## begin Information given

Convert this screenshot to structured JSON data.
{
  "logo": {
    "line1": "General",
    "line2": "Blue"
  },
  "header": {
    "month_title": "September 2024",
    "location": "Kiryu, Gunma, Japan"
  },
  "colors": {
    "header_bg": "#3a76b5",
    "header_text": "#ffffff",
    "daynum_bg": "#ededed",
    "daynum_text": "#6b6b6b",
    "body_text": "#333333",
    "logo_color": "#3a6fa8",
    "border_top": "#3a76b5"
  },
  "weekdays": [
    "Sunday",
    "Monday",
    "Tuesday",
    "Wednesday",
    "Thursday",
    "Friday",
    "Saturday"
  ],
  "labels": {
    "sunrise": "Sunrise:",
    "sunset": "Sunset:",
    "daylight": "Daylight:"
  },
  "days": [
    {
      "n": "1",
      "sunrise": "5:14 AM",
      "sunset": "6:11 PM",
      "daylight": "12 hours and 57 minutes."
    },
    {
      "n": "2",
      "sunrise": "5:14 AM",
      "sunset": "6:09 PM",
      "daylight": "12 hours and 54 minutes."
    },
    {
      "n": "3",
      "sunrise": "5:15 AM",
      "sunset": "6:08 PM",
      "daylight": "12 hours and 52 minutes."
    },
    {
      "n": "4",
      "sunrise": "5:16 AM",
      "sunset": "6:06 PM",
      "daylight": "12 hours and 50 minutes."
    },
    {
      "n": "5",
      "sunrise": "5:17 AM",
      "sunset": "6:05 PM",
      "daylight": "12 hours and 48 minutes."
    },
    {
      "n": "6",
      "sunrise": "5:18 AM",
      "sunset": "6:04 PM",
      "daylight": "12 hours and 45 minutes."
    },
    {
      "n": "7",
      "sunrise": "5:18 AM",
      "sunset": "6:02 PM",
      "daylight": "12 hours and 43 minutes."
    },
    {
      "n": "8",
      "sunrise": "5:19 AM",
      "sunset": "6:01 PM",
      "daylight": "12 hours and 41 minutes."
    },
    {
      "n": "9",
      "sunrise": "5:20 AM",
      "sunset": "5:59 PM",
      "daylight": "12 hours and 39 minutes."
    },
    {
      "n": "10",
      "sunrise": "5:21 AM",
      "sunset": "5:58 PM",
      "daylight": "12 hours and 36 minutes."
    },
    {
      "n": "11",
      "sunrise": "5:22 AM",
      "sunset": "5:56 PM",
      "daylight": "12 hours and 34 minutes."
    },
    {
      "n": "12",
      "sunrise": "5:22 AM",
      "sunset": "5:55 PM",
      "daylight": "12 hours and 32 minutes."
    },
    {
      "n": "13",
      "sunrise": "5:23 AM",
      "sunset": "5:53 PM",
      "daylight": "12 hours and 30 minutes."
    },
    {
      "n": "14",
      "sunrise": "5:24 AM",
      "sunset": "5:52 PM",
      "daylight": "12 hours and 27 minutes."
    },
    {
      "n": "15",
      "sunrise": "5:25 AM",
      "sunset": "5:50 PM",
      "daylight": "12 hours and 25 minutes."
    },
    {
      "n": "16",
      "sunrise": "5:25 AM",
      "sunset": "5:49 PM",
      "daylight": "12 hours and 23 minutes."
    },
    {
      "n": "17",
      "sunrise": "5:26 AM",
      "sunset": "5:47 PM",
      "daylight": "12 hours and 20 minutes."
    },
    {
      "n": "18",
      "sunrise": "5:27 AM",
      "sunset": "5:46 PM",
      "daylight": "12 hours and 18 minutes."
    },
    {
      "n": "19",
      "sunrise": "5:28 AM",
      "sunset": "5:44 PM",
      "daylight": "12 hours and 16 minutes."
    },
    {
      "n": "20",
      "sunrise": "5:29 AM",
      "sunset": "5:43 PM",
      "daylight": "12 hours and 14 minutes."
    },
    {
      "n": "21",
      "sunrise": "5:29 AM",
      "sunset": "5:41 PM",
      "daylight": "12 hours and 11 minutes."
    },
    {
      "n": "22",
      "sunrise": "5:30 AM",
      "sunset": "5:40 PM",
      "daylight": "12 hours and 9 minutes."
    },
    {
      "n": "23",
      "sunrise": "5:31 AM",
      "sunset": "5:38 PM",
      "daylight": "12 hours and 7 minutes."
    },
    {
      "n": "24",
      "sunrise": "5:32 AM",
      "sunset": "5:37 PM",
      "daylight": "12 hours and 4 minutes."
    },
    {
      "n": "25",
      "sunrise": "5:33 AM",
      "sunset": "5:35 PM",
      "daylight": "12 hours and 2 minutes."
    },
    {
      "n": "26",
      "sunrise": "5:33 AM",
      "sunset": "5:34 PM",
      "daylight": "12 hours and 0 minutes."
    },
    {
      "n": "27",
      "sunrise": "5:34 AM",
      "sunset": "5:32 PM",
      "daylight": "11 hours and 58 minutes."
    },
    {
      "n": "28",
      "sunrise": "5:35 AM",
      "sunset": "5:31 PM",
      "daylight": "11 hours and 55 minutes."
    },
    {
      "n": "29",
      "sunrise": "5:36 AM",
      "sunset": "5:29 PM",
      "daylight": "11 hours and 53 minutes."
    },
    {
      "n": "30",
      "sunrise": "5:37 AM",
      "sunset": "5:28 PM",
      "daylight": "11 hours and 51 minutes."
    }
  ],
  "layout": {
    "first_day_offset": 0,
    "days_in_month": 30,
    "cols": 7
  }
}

## end Information given

Work to do: Return every record above exactly as it appears.

Response:
Convert this screenshot to structured JSON data.
{
  "logo": {
    "line1": "General",
    "line2": "Blue"
  },
  "header": {
    "month_title": "September 2024",
    "location": "Kiryu, Gunma, Japan"
  },
  "colors": {
    "header_bg": "#3a76b5",
    "header_text": "#ffffff",
    "daynum_bg": "#ededed",
    "daynum_text": "#6b6b6b",
    "body_text": "#333333",
    "logo_color": "#3a6fa8",
    "border_top": "#3a76b5"
  },
  "weekdays": [
    "Sunday",
    "Monday",
    "Tuesday",
    "Wednesday",
    "Thursday",
    "Friday",
    "Saturday"
  ],
  "labels": {
    "sunrise": "Sunrise:",
    "sunset": "Sunset:",
    "daylight": "Daylight:"
  },
  "days": [
    {
      "n": "1",
      "sunrise": "5:14 AM",
      "sunset": "6:11 PM",
      "daylight": "12 hours and 57 minutes."
    },
    {
      "n": "2",
      "sunrise": "5:14 AM",
      "sunset": "6:09 PM",
      "daylight": "12 hours and 54 minutes."
    },
    {
      "n": "3",
      "sunrise": "5:15 AM",
      "sunset": "6:08 PM",
      "daylight": "12 hours and 52 minutes."
    },
    {
      "n": "4",
      "sunrise": "5:16 AM",
      "sunset": "6:06 PM",
      "daylight": "12 hours and 50 minutes."
    },
    {
      "n": "5",
      "sunrise": "5:17 AM",
      "sunset": "6:05 PM",
      "daylight": "12 hours and 48 minutes."
    },
    {
      "n": "6",
      "sunrise": "5:18 AM",
      "sunset": "6:04 PM",
      "daylight": "12 hours and 45 minutes."
    },
    {
      "n": "7",
      "sunrise": "5:18 AM",
      "sunset": "6:02 PM",
      "daylight": "12 hours and 43 minutes."
    },
    {
      "n": "8",
      "sunrise": "5:19 AM",
      "sunset": "6:01 PM",
      "daylight": "12 hours and 41 minutes."
    },
    {
      "n": "9",
      "sunrise": "5:20 AM",
      "sunset": "5:59 PM",
      "daylight": "12 hours and 39 minutes."
    },
    {
      "n": "10",
      "sunrise": "5:21 AM",
      "sunset": "5:58 PM",
      "daylight": "12 hours and 36 minutes."
    },
    {
      "n": "11",
      "sunrise": "5:22 AM",
      "sunset": "5:56 PM",
      "daylight": "12 hours and 34 minutes."
    },
    {
      "n": "12",
      "sunrise": "5:22 AM",
      "sunset": "5:55 PM",
      "daylight": "12 hours and 32 minutes."
    },
    {
      "n": "13",
      "sunrise": "5:23 AM",
      "sunset": "5:53 PM",
      "daylight": "12 hours and 30 minutes."
    },
    {
      "n": "14",
      "sunrise": "5:24 AM",
      "sunset": "5:52 PM",
      "daylight": "12 hours and 27 minutes."
    },
    {
      "n": "15",
      "sunrise": "5:25 AM",
      "sunset": "5:50 PM",
      "daylight": "12 hours and 25 minutes."
    },
    {
      "n": "16",
      "sunrise": "5:25 AM",
      "sunset": "5:49 PM",
      "daylight": "12 hours and 23 minutes."
    },
    {
      "n": "17",
      "sunrise": "5:26 AM",
      "sunset": "5:47 PM",
      "daylight": "12 hours and 20 minutes."
    },
    {
      "n": "18",
      "sunrise": "5:27 AM",
      "sunset": "5:46 PM",
      "daylight": "12 hours and 18 minutes."
    },
    {
      "n": "19",
      "sunrise": "5:28 AM",
      "sunset": "5:44 PM",
      "daylight": "12 hours and 16 minutes."
    },
    {
      "n": "20",
      "sunrise": "5:29 AM",
      "sunset": "5:43 PM",
      "daylight": "12 hours and 14 minutes."
    },
    {
      "n": "21",
      "sunrise": "5:29 AM",
      "sunset": "5:41 PM",
      "daylight": "12 hours and 11 minutes."
    },
    {
      "n": "22",
      "sunrise": "5:30 AM",
      "sunset": "5:40 PM",
      "daylight": "12 hours and 9 minutes."
    },
    {
      "n": "23",
      "sunrise": "5:31 AM",
      "sunset": "5:38 PM",
      "daylight": "12 hours and 7 minutes."
    },
    {
      "n": "24",
      "sunrise": "5:32 AM",
      "sunset": "5:37 PM",
      "daylight": "12 hours and 4 minutes."
    },
    {
      "n": "25",
      "sunrise": "5:33 AM",
      "sunset": "5:35 PM",
      "daylight": "12 hours and 2 minutes."
    },
    {
      "n": "26",
      "sunrise": "5:33 AM",
      "sunset": "5:34 PM",
      "daylight": "12 hours and 0 minutes."
    },
    {
      "n": "27",
      "sunrise": "5:34 AM",
      "sunset": "5:32 PM",
      "daylight": "11 hours and 58 minutes."
    },
    {
      "n": "28",
      "sunrise": "5:35 AM",
      "sunset": "5:31 PM",
      "daylight": "11 hours and 55 minutes."
    },
    {
      "n": "29",
      "sunrise": "5:36 AM",
      "sunset": "5:29 PM",
      "daylight": "11 hours and 53 minutes."
    },
    {
      "n": "30",
      "sunrise": "5:37 AM",
      "sunset": "5:28 PM",
      "daylight": "11 hours and 51 minutes."
    }
  ],
  "layout": {
    "first_day_offset": 0,
    "days_in_month": 30,
    "cols": 7
  }
}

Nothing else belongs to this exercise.